**WHAT NEEDS TO BE DONE**:
Reproduce the records character for character, from their first line through the line that contains "handwritten-mark (484, 846, 500, 868)", including both of those lines.

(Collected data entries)
━━━━━━

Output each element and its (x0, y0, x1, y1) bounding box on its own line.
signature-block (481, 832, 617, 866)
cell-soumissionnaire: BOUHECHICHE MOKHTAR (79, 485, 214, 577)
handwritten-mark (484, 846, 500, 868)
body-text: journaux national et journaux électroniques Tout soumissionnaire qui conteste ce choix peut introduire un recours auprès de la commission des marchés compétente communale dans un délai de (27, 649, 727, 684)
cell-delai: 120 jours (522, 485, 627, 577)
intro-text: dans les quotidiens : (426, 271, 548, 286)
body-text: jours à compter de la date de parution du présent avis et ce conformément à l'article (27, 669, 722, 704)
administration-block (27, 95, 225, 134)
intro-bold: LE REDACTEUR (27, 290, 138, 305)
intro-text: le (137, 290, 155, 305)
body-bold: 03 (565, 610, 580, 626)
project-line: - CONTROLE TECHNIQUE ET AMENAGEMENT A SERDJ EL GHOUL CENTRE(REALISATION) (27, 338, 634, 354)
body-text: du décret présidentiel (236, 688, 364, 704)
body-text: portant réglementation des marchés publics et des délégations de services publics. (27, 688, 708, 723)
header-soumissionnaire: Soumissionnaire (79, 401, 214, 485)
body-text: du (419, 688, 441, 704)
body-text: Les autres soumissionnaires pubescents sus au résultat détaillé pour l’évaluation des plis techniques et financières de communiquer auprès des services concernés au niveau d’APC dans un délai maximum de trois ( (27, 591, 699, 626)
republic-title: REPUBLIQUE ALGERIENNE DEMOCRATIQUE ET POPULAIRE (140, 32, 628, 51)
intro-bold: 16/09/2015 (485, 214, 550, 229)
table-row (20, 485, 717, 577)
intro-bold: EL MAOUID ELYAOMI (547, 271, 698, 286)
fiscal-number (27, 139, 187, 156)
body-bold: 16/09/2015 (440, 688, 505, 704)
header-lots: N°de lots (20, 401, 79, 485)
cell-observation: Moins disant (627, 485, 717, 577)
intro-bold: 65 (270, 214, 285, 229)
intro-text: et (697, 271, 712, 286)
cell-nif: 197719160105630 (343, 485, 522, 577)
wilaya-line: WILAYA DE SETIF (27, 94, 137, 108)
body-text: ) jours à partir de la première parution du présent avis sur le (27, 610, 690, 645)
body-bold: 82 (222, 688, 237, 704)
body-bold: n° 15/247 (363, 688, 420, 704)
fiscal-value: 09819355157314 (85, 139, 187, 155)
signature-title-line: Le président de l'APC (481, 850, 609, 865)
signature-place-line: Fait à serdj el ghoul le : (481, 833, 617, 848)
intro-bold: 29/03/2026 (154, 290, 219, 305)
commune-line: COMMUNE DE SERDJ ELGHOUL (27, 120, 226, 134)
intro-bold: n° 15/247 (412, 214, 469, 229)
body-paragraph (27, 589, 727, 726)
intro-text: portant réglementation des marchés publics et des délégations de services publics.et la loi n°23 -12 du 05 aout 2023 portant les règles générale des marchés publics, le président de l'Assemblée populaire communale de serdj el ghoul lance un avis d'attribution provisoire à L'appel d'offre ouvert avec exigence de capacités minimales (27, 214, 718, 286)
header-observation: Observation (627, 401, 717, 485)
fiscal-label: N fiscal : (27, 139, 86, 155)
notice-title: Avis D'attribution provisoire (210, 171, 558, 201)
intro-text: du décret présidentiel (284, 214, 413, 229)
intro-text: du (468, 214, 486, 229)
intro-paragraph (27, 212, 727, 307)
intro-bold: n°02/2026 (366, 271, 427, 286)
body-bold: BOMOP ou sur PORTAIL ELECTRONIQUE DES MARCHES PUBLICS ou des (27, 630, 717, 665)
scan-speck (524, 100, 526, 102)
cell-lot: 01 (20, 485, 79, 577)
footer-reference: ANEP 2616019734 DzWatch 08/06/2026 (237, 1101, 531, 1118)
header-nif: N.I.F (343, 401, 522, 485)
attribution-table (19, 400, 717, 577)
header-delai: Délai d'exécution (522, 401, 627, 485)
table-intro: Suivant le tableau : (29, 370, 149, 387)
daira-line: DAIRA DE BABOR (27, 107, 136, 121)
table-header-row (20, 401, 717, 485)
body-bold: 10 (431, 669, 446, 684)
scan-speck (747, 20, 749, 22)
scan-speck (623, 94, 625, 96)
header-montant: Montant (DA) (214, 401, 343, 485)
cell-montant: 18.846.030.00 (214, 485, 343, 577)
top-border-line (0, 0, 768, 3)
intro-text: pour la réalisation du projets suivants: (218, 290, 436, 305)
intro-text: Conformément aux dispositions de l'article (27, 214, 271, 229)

━━━━━━

**SOLUTION TO THIS TASK**:
Output each element and its (x0, y0, x1, y1) bounding box on its own line.
signature-block (481, 832, 617, 866)
cell-soumissionnaire: BOUHECHICHE MOKHTAR (79, 485, 214, 577)
handwritten-mark (484, 846, 500, 868)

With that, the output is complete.